__Requirement__
From the entries below, copy every line that holds the word "учете".

__Recorded data__
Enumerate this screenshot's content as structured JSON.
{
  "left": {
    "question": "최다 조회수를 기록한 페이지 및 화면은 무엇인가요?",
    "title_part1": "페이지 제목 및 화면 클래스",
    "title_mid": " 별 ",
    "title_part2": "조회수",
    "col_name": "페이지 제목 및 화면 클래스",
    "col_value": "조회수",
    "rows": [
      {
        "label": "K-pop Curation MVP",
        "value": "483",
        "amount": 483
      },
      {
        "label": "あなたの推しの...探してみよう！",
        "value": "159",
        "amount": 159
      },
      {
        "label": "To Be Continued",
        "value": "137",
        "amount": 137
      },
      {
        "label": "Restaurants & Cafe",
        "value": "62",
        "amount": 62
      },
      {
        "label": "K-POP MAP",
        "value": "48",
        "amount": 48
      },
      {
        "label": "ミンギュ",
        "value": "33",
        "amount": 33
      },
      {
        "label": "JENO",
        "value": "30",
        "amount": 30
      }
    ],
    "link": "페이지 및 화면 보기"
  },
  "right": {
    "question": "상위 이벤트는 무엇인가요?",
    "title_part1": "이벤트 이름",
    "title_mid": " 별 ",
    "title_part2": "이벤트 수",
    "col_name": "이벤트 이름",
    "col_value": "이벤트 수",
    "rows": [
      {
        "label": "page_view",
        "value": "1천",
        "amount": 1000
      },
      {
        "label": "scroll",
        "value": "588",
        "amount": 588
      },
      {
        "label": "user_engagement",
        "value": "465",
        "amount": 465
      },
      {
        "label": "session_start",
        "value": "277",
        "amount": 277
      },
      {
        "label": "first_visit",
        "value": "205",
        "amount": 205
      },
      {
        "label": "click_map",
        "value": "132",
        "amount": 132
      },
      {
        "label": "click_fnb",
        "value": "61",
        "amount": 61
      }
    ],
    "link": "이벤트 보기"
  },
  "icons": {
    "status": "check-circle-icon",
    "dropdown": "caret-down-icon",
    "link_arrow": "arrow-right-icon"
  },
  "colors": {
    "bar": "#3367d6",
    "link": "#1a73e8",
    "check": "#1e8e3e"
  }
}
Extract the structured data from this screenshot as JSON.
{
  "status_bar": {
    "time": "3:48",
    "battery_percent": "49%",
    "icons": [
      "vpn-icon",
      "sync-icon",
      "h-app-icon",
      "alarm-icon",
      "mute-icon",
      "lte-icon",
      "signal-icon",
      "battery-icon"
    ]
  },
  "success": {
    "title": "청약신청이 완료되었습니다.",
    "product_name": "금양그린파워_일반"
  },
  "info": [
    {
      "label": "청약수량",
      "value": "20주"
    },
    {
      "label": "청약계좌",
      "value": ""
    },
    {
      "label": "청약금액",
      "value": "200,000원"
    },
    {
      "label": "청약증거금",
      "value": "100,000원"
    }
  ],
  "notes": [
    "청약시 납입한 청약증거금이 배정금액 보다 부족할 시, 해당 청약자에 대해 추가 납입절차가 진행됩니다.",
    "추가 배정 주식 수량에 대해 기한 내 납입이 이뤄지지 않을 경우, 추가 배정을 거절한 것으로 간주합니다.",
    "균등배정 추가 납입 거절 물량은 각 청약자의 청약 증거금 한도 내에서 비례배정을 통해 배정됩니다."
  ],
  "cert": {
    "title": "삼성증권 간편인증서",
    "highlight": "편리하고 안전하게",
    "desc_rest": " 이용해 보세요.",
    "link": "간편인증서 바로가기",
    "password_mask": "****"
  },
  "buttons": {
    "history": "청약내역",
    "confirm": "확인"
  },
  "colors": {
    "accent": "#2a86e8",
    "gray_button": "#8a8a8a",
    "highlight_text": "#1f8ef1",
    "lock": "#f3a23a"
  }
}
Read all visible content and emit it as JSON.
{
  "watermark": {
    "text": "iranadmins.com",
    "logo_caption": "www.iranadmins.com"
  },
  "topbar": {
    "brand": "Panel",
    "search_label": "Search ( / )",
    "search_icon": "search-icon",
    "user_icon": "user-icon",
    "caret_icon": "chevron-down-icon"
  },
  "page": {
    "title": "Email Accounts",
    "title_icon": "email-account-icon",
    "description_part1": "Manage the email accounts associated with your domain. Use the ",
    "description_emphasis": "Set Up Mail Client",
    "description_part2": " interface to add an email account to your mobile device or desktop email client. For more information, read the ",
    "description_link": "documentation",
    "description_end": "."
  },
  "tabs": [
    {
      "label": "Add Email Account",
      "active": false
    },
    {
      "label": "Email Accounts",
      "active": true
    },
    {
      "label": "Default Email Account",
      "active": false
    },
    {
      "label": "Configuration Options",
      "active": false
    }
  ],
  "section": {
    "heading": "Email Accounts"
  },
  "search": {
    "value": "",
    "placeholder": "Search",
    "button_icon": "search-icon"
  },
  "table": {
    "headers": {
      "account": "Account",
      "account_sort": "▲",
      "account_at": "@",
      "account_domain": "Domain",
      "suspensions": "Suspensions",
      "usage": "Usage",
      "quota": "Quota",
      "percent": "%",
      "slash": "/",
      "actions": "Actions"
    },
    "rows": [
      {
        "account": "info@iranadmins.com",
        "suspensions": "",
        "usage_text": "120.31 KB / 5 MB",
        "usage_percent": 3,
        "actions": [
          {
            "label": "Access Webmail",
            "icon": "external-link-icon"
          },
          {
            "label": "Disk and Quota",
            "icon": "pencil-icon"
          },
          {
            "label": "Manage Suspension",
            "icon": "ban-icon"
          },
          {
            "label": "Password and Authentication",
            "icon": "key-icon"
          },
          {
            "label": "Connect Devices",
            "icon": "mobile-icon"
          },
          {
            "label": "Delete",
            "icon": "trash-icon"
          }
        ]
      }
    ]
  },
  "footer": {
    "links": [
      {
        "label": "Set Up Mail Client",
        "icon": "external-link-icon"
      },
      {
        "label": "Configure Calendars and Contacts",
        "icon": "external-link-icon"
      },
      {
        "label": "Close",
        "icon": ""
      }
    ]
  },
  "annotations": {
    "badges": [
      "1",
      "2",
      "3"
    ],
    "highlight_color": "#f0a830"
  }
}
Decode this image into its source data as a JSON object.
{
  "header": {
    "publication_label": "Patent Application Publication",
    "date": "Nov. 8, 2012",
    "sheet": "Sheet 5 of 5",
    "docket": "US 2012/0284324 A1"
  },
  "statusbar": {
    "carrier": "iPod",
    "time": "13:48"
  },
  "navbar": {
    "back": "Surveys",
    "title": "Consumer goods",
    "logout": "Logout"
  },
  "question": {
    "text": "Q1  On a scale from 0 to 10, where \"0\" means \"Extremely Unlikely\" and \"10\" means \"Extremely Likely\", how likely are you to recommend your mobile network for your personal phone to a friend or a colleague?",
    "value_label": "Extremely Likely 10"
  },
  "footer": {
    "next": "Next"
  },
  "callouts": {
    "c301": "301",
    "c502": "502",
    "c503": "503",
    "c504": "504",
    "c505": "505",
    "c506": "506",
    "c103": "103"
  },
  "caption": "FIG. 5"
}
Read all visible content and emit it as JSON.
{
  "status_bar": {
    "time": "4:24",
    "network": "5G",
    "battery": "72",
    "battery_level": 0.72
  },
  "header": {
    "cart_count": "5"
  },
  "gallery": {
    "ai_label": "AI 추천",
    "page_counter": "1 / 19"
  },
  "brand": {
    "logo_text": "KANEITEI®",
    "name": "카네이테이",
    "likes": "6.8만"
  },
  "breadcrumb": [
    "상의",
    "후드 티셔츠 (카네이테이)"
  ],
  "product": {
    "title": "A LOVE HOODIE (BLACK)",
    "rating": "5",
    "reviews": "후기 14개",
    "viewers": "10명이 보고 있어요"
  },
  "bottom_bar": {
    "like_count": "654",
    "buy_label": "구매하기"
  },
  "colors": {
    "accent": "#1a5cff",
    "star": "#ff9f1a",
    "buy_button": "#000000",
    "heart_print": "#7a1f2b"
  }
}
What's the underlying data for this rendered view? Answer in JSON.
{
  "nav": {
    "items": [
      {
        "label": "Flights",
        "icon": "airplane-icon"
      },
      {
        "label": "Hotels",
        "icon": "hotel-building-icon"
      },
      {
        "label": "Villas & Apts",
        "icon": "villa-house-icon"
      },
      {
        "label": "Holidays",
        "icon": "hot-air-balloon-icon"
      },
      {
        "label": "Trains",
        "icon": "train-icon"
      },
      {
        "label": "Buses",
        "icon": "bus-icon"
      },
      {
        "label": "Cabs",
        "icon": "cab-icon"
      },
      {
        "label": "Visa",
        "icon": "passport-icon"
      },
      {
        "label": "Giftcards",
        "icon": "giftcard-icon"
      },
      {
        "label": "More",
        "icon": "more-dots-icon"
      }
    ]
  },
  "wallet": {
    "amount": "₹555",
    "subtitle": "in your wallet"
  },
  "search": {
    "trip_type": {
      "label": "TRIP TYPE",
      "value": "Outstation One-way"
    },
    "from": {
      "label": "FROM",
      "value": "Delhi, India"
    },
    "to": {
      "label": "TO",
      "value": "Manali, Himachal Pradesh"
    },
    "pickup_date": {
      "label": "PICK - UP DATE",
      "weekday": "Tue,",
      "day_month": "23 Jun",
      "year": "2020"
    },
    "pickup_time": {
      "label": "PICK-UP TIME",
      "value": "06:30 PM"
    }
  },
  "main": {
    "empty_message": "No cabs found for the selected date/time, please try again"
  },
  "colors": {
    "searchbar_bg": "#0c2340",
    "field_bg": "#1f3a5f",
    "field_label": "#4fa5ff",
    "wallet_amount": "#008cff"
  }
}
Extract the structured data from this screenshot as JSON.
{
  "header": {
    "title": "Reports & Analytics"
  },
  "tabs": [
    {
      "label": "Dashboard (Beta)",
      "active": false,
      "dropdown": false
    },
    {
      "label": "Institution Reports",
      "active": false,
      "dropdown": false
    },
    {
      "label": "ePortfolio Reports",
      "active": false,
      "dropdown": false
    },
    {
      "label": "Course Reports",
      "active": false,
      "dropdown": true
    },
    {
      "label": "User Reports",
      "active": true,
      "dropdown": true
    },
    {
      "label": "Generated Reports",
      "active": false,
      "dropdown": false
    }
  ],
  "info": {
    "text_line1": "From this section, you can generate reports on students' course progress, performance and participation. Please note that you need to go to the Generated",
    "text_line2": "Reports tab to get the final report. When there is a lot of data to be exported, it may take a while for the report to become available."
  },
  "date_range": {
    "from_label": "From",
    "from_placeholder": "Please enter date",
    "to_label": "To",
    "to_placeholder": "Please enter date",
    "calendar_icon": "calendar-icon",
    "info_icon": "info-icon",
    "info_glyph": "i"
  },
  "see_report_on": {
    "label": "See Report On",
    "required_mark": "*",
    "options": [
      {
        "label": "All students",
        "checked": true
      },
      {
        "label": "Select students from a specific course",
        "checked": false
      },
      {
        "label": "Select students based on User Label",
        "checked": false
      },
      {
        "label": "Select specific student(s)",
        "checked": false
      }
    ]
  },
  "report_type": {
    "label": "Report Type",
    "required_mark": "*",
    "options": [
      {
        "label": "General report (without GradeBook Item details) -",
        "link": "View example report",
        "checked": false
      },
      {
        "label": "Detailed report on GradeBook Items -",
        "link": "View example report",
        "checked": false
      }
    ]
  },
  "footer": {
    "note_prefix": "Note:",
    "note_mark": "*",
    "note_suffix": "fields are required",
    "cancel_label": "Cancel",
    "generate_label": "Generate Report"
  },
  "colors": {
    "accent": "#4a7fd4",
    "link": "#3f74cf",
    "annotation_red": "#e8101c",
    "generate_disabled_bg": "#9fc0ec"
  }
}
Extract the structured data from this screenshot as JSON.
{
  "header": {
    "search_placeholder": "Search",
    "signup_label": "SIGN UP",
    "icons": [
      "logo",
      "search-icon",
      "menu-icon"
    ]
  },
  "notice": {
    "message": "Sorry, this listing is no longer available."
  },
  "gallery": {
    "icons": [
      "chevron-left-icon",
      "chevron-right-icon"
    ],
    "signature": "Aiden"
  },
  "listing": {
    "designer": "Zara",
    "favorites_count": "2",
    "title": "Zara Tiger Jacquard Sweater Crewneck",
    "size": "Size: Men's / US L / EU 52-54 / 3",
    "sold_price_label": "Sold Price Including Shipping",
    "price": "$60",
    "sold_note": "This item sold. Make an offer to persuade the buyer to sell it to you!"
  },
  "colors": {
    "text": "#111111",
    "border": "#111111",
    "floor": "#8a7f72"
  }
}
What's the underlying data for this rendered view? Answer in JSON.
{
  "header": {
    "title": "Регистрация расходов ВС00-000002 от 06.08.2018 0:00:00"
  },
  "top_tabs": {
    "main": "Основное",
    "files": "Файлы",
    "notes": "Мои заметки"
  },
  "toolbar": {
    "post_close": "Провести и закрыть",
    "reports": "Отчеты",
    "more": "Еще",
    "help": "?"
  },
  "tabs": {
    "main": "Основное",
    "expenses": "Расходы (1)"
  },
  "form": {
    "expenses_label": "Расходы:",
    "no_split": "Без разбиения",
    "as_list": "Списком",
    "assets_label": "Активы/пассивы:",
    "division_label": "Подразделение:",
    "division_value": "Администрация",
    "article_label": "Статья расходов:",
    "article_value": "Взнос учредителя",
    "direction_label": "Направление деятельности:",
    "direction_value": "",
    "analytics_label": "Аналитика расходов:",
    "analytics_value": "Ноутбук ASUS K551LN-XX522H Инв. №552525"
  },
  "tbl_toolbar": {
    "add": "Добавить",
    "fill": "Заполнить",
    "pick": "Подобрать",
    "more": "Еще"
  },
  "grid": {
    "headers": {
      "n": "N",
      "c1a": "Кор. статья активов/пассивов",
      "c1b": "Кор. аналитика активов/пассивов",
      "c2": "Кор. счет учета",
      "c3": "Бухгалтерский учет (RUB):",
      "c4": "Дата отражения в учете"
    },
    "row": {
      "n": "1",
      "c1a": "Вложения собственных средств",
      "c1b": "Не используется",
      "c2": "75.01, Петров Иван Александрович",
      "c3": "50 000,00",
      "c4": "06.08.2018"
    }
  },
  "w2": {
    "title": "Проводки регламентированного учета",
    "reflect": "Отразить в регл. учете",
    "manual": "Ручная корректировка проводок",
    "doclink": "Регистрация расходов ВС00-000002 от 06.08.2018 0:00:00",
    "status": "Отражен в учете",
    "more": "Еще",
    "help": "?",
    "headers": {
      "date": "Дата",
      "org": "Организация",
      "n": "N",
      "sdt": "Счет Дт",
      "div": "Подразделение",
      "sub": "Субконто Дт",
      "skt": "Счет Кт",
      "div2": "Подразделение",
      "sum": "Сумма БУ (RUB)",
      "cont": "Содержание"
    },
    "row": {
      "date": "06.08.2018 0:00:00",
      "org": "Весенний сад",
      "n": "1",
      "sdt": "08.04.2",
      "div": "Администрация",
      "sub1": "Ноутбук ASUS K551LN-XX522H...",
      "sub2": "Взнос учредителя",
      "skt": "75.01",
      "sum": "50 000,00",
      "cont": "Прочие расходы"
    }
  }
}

__Answer__
      "c4": "Дата отражения в учете"
    "reflect": "Отразить в регл. учете",
    "status": "Отражен в учете",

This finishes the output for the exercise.